# Direction
Transcribe the whole listing without a single picture.

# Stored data
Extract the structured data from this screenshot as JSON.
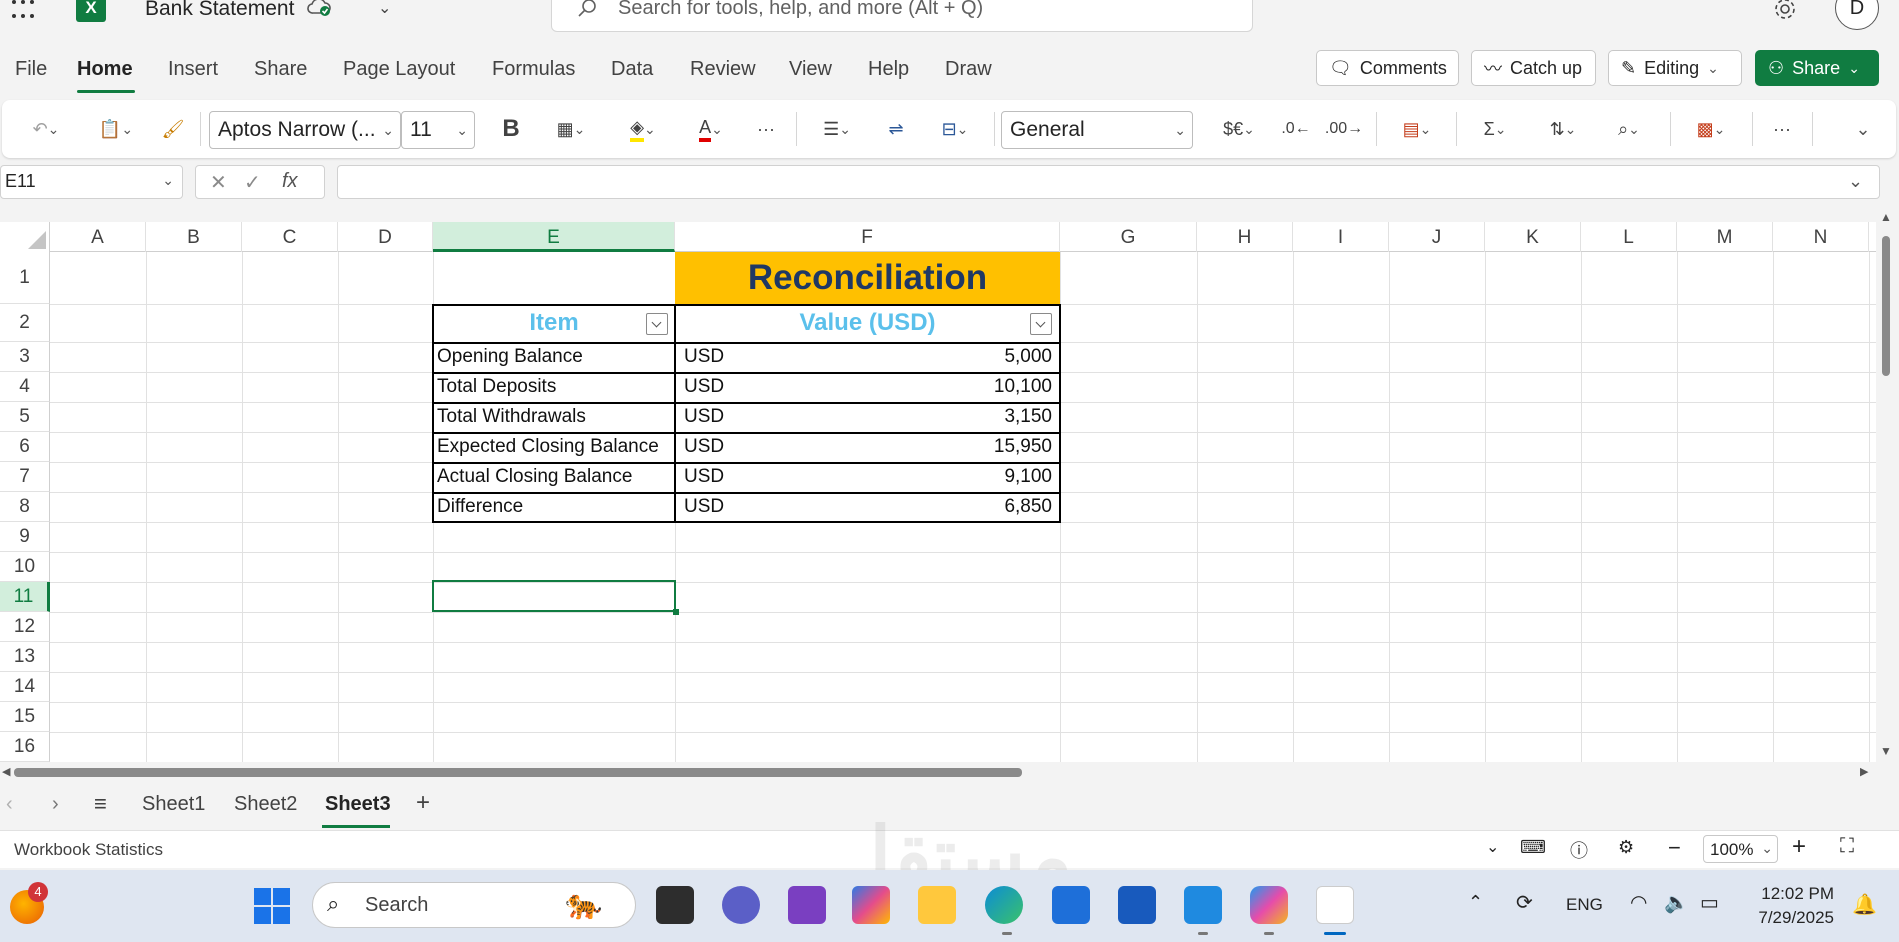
{
  "titlebar": {
    "app_logo": "X",
    "doc_title": "Bank Statement",
    "search_placeholder": "Search for tools, help, and more (Alt + Q)",
    "avatar_initial": "D"
  },
  "menu": {
    "tabs": [
      "File",
      "Home",
      "Insert",
      "Share",
      "Page Layout",
      "Formulas",
      "Data",
      "Review",
      "View",
      "Help",
      "Draw"
    ],
    "active": "Home",
    "comments_label": "Comments",
    "catchup_label": "Catch up",
    "editing_label": "Editing",
    "share_label": "Share"
  },
  "ribbon": {
    "font_name": "Aptos Narrow (...",
    "font_size": "11",
    "number_format": "General",
    "bold_label": "B",
    "currency_label": "$€"
  },
  "formula_bar": {
    "name_box": "E11",
    "fx_label": "fx",
    "formula": ""
  },
  "grid": {
    "columns": [
      "A",
      "B",
      "C",
      "D",
      "E",
      "F",
      "G",
      "H",
      "I",
      "J",
      "K",
      "L",
      "M",
      "N"
    ],
    "rows": [
      "1",
      "2",
      "3",
      "4",
      "5",
      "6",
      "7",
      "8",
      "9",
      "10",
      "11",
      "12",
      "13",
      "14",
      "15",
      "16"
    ],
    "selected_column": "E",
    "selected_row": "11"
  },
  "table": {
    "title": "Reconciliation",
    "headers": [
      "Item",
      "Value (USD)"
    ],
    "rows": [
      {
        "item": "Opening Balance",
        "currency": "USD",
        "value": "5,000"
      },
      {
        "item": "Total Deposits",
        "currency": "USD",
        "value": "10,100"
      },
      {
        "item": "Total Withdrawals",
        "currency": "USD",
        "value": "3,150"
      },
      {
        "item": "Expected Closing Balance",
        "currency": "USD",
        "value": "15,950"
      },
      {
        "item": "Actual Closing Balance",
        "currency": "USD",
        "value": "9,100"
      },
      {
        "item": "Difference",
        "currency": "USD",
        "value": "6,850"
      }
    ]
  },
  "sheets": {
    "tabs": [
      "Sheet1",
      "Sheet2",
      "Sheet3"
    ],
    "active": "Sheet3"
  },
  "status": {
    "text": "Workbook Statistics",
    "zoom": "100%"
  },
  "taskbar": {
    "badge": "4",
    "search_label": "Search",
    "lang": "ENG",
    "time": "12:02 PM",
    "date": "7/29/2025"
  },
  "colors": {
    "accent": "#107c41",
    "title_fill": "#ffc000",
    "title_text": "#1f3864",
    "header_text": "#5bc0eb"
  }
}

# Answer to this problem
Extract the structured data from this screenshot as JSON.
{
  "titlebar": {
    "app_logo": "X",
    "doc_title": "Bank Statement",
    "search_placeholder": "Search for tools, help, and more (Alt + Q)",
    "avatar_initial": "D"
  },
  "menu": {
    "tabs": [
      "File",
      "Home",
      "Insert",
      "Share",
      "Page Layout",
      "Formulas",
      "Data",
      "Review",
      "View",
      "Help",
      "Draw"
    ],
    "active": "Home",
    "comments_label": "Comments",
    "catchup_label": "Catch up",
    "editing_label": "Editing",
    "share_label": "Share"
  },
  "ribbon": {
    "font_name": "Aptos Narrow (...",
    "font_size": "11",
    "number_format": "General",
    "bold_label": "B",
    "currency_label": "$€"
  },
  "formula_bar": {
    "name_box": "E11",
    "fx_label": "fx",
    "formula": ""
  },
  "grid": {
    "columns": [
      "A",
      "B",
      "C",
      "D",
      "E",
      "F",
      "G",
      "H",
      "I",
      "J",
      "K",
      "L",
      "M",
      "N"
    ],
    "rows": [
      "1",
      "2",
      "3",
      "4",
      "5",
      "6",
      "7",
      "8",
      "9",
      "10",
      "11",
      "12",
      "13",
      "14",
      "15",
      "16"
    ],
    "selected_column": "E",
    "selected_row": "11"
  },
  "table": {
    "title": "Reconciliation",
    "headers": [
      "Item",
      "Value (USD)"
    ],
    "rows": [
      {
        "item": "Opening Balance",
        "currency": "USD",
        "value": "5,000"
      },
      {
        "item": "Total Deposits",
        "currency": "USD",
        "value": "10,100"
      },
      {
        "item": "Total Withdrawals",
        "currency": "USD",
        "value": "3,150"
      },
      {
        "item": "Expected Closing Balance",
        "currency": "USD",
        "value": "15,950"
      },
      {
        "item": "Actual Closing Balance",
        "currency": "USD",
        "value": "9,100"
      },
      {
        "item": "Difference",
        "currency": "USD",
        "value": "6,850"
      }
    ]
  },
  "sheets": {
    "tabs": [
      "Sheet1",
      "Sheet2",
      "Sheet3"
    ],
    "active": "Sheet3"
  },
  "status": {
    "text": "Workbook Statistics",
    "zoom": "100%"
  },
  "taskbar": {
    "badge": "4",
    "search_label": "Search",
    "lang": "ENG",
    "time": "12:02 PM",
    "date": "7/29/2025"
  },
  "colors": {
    "accent": "#107c41",
    "title_fill": "#ffc000",
    "title_text": "#1f3864",
    "header_text": "#5bc0eb"
  }
}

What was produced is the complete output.